Figure collection entries:
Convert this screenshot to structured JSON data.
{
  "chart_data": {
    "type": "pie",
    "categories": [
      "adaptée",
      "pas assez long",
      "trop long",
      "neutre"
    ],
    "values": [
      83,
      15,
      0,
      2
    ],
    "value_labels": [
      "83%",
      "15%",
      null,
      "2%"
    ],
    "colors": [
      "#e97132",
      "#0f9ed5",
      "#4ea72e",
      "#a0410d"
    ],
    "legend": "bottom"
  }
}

◆ **What needs to be done**: Transcribe every line of the data, exactly as it stands.

◆ **Problem solution**:
Convert this screenshot to structured JSON data.
{
  "chart_data": {
    "type": "pie",
    "categories": [
      "adaptée",
      "pas assez long",
      "trop long",
      "neutre"
    ],
    "values": [
      83,
      15,
      0,
      2
    ],
    "value_labels": [
      "83%",
      "15%",
      null,
      "2%"
    ],
    "colors": [
      "#e97132",
      "#0f9ed5",
      "#4ea72e",
      "#a0410d"
    ],
    "legend": "bottom"
  }
}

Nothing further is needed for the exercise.